> _What you have to do_
Repeat, word for word, the passage of the text on driving into a headwind, starting at "Gone with the" and ending at "working against me.".

Saturday, February 13, 2016

Gone with the wind

Walking into the wind takes a little extra effort than walking in still air.  Walking into a strong wind takes a lot of extra effort.  Bicycling into a strong headwind really slows you down, and that’s only at a speed of about 15 to 20 miles-per-hour.  So, you can imagine my surprise at how quickly the power depletes from my car’s battery while driving down the freeway into a strong headwind.  At first I thought that maybe the tires were a little low and in need of a good pumping up.  Then I looked at the tree tops.  (The palms are a dead giveaway.)  The top branches were swaying in the wind, suggesting a strong wind was working against me. 

How big is the difference in energy consumption driving into the wind?  Normally, my drive from home to the exit I would usually take for work (and to visit mom, and to drive up to the winery) uses about three ticks of energy on the gauge.  Driving into a strong wind, I noticed that the energy used at any moment to maintain speed was slightly higher, but shortly after taking my exit, I noticed the forth tick drop off.  I cover a distance of about 13 miles, suggesting that the extra wind load uses about 20% more energy.  Considering that the battery performs a little worse in colder weather (such as typically happens with a strong wind), I would attribute about 10% to 15% of the extra 20% power drain to the wind itself.

> _Material provided_

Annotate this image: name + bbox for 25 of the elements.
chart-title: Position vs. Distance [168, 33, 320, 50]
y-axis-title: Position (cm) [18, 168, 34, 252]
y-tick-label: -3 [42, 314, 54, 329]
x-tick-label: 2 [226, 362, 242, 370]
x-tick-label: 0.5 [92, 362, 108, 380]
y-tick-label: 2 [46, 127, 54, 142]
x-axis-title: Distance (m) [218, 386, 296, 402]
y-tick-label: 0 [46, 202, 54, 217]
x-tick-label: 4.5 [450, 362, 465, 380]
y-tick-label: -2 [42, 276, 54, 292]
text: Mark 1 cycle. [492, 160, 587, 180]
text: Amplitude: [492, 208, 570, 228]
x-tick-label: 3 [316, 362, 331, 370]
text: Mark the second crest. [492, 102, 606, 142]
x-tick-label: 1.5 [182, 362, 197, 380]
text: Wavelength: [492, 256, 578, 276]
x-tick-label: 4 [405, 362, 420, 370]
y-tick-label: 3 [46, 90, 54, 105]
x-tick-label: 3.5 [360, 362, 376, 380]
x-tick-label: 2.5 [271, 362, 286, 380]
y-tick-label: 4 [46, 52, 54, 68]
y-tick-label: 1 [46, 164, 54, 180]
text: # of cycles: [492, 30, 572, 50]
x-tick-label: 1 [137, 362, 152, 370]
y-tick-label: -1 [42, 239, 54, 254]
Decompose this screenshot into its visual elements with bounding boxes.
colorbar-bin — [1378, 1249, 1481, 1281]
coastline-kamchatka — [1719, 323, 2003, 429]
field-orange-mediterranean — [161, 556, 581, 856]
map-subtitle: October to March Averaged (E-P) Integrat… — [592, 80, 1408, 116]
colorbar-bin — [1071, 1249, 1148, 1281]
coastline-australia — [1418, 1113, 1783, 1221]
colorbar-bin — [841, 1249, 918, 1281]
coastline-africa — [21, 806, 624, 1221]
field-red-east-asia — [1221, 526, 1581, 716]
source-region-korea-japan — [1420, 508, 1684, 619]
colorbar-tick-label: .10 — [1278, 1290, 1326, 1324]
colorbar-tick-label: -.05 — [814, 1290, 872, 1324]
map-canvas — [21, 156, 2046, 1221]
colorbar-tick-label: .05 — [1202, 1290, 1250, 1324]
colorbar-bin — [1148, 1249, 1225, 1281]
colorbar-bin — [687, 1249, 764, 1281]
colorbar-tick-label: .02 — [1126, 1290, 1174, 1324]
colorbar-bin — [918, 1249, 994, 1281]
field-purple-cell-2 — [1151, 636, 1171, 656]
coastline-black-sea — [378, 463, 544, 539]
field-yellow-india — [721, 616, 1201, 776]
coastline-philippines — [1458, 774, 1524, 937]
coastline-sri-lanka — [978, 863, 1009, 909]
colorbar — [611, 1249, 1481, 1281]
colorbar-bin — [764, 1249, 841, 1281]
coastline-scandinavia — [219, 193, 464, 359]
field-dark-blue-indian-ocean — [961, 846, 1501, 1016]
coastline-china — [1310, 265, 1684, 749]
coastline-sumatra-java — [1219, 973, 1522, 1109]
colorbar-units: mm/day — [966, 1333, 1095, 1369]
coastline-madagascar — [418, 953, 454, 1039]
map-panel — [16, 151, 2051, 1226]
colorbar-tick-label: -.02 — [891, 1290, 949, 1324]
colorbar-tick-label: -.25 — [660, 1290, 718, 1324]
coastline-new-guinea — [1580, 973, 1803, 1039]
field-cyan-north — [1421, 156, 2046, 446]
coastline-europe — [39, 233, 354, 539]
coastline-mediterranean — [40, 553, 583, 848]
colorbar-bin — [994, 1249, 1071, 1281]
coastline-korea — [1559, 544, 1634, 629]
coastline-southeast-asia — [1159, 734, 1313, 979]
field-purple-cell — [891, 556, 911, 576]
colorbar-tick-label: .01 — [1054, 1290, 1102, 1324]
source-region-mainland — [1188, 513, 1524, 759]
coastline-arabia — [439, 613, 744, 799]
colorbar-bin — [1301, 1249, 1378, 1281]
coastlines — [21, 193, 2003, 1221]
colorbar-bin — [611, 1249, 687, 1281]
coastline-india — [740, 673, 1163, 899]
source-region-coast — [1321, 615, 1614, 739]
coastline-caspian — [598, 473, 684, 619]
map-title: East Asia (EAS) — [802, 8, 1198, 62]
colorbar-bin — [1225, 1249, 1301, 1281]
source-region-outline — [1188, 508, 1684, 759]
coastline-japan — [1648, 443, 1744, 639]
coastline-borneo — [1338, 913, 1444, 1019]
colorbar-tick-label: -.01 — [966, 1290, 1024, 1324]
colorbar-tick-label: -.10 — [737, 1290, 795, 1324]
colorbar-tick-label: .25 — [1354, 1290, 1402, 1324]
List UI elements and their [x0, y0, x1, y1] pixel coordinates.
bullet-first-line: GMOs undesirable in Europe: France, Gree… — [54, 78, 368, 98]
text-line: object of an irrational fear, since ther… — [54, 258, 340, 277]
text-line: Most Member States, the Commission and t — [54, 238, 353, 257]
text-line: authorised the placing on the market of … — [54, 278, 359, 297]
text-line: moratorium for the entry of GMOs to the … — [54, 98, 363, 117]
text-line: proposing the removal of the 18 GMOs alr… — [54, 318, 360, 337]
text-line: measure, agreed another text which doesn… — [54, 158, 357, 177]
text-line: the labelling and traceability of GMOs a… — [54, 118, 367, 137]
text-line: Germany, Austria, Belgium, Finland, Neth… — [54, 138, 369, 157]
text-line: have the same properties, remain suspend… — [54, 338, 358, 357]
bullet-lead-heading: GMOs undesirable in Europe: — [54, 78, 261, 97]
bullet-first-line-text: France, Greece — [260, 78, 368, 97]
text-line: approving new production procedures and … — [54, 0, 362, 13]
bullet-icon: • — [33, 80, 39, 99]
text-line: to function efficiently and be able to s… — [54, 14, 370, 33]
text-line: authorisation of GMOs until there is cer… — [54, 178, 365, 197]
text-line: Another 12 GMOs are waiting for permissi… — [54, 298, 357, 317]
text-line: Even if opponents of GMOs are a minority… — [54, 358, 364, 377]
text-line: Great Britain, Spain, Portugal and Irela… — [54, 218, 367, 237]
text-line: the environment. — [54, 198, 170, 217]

> _Output of the task_
Gone with the wind

Walking into the wind takes a little extra effort than walking in still air.  Walking into a strong wind takes a lot of extra effort.  Bicycling into a strong headwind really slows you down, and that’s only at a speed of about 15 to 20 miles-per-hour.  So, you can imagine my surprise at how quickly the power depletes from my car’s battery while driving down the freeway into a strong headwind.  At first I thought that maybe the tires were a little low and in need of a good pumping up.  Then I looked at the tree tops.  (The palms are a dead giveaway.)  The top branches were swaying in the wind, suggesting a strong wind was working against me.